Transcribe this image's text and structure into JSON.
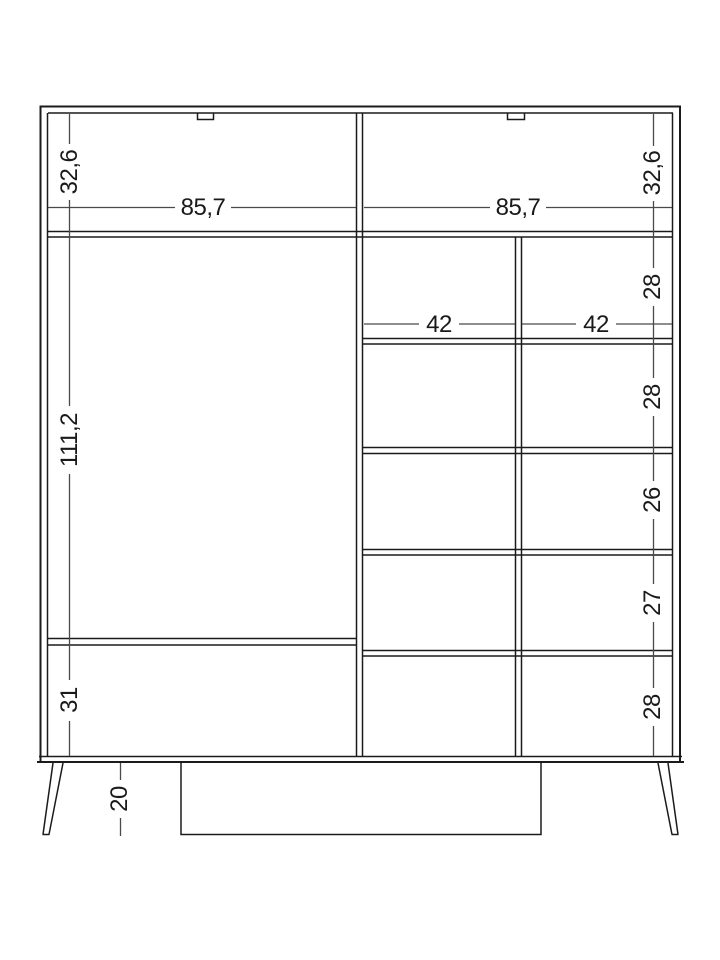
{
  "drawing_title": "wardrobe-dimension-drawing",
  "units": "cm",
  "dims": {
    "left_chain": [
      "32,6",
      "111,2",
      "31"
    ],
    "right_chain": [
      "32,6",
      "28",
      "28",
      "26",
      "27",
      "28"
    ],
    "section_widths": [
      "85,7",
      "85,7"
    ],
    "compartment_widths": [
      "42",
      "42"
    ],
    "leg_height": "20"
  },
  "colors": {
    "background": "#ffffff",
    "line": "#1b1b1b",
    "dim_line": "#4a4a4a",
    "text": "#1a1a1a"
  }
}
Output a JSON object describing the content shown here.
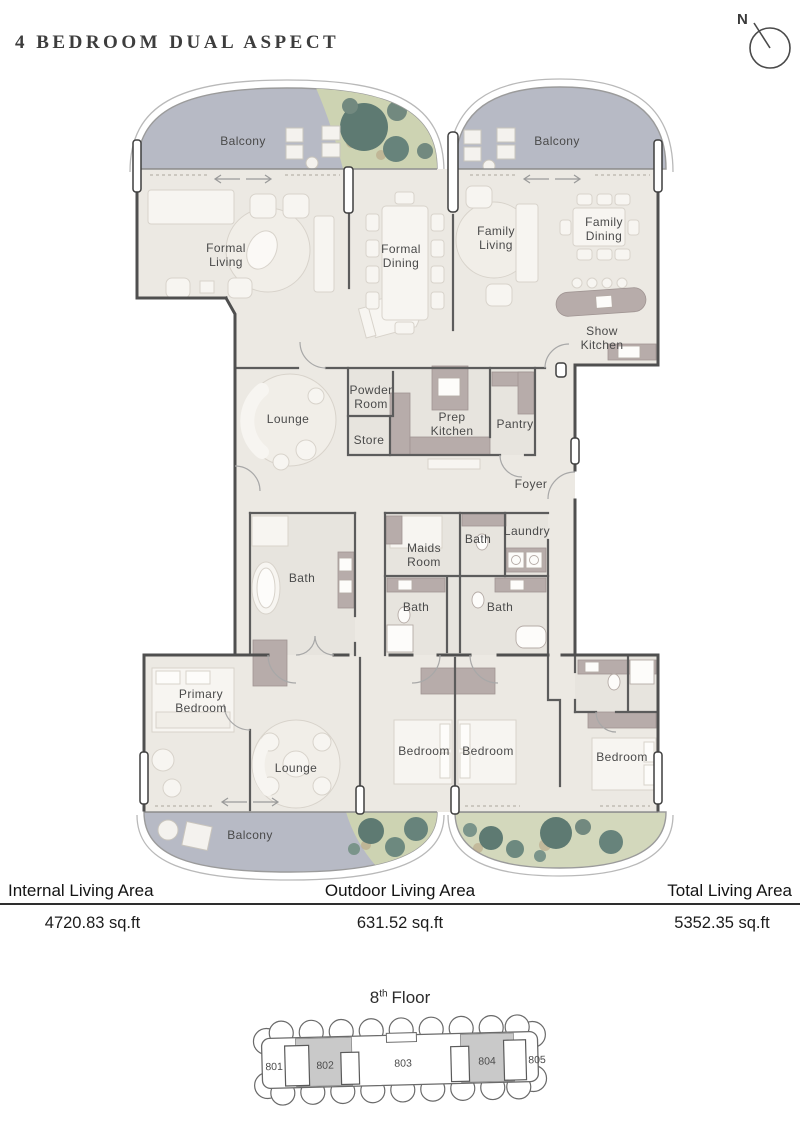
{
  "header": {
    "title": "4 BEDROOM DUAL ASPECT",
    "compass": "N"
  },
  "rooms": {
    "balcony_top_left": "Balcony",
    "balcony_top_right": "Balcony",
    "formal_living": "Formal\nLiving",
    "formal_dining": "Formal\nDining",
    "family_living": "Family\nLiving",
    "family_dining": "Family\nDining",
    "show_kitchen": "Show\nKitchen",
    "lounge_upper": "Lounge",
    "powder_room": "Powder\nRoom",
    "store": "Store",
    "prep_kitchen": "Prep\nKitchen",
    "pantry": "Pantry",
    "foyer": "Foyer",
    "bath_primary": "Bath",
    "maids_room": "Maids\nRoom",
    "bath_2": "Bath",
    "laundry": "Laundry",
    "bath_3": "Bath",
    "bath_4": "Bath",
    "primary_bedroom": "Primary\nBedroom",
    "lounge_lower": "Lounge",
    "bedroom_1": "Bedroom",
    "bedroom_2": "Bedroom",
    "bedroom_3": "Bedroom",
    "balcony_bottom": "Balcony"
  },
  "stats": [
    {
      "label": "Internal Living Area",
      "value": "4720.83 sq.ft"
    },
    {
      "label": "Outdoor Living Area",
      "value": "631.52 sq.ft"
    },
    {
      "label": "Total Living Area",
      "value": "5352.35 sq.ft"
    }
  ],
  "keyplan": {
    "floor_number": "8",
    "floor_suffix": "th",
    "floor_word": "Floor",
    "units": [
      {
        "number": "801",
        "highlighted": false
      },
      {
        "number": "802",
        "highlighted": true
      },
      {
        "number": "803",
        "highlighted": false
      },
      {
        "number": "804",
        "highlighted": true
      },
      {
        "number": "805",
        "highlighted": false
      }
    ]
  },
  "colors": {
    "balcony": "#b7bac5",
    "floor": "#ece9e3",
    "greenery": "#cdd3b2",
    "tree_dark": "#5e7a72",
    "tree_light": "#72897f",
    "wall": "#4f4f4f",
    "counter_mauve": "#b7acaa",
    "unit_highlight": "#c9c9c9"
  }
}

◇ ◇ ◇ ◇

• **Given request**
Reproduce the entries above without change, omitting all pictures.

• **Exercise response**
Transcribe this image's text and structure into JSON.
{
  "drawing_title": "wardrobe-dimension-drawing",
  "units": "cm",
  "dims": {
    "left_chain": [
      "32,6",
      "111,2",
      "31"
    ],
    "right_chain": [
      "32,6",
      "28",
      "28",
      "26",
      "27",
      "28"
    ],
    "section_widths": [
      "85,7",
      "85,7"
    ],
    "compartment_widths": [
      "42",
      "42"
    ],
    "leg_height": "20"
  },
  "colors": {
    "background": "#ffffff",
    "line": "#1b1b1b",
    "dim_line": "#4a4a4a",
    "text": "#1a1a1a"
  }
}
Output a JSON object describing the content shown here.
{
  "header": {
    "title": "4 BEDROOM DUAL ASPECT",
    "compass": "N"
  },
  "rooms": {
    "balcony_top_left": "Balcony",
    "balcony_top_right": "Balcony",
    "formal_living": "Formal\nLiving",
    "formal_dining": "Formal\nDining",
    "family_living": "Family\nLiving",
    "family_dining": "Family\nDining",
    "show_kitchen": "Show\nKitchen",
    "lounge_upper": "Lounge",
    "powder_room": "Powder\nRoom",
    "store": "Store",
    "prep_kitchen": "Prep\nKitchen",
    "pantry": "Pantry",
    "foyer": "Foyer",
    "bath_primary": "Bath",
    "maids_room": "Maids\nRoom",
    "bath_2": "Bath",
    "laundry": "Laundry",
    "bath_3": "Bath",
    "bath_4": "Bath",
    "primary_bedroom": "Primary\nBedroom",
    "lounge_lower": "Lounge",
    "bedroom_1": "Bedroom",
    "bedroom_2": "Bedroom",
    "bedroom_3": "Bedroom",
    "balcony_bottom": "Balcony"
  },
  "stats": [
    {
      "label": "Internal Living Area",
      "value": "4720.83 sq.ft"
    },
    {
      "label": "Outdoor Living Area",
      "value": "631.52 sq.ft"
    },
    {
      "label": "Total Living Area",
      "value": "5352.35 sq.ft"
    }
  ],
  "keyplan": {
    "floor_number": "8",
    "floor_suffix": "th",
    "floor_word": "Floor",
    "units": [
      {
        "number": "801",
        "highlighted": false
      },
      {
        "number": "802",
        "highlighted": true
      },
      {
        "number": "803",
        "highlighted": false
      },
      {
        "number": "804",
        "highlighted": true
      },
      {
        "number": "805",
        "highlighted": false
      }
    ]
  },
  "colors": {
    "balcony": "#b7bac5",
    "floor": "#ece9e3",
    "greenery": "#cdd3b2",
    "tree_dark": "#5e7a72",
    "tree_light": "#72897f",
    "wall": "#4f4f4f",
    "counter_mauve": "#b7acaa",
    "unit_highlight": "#c9c9c9"
  }
}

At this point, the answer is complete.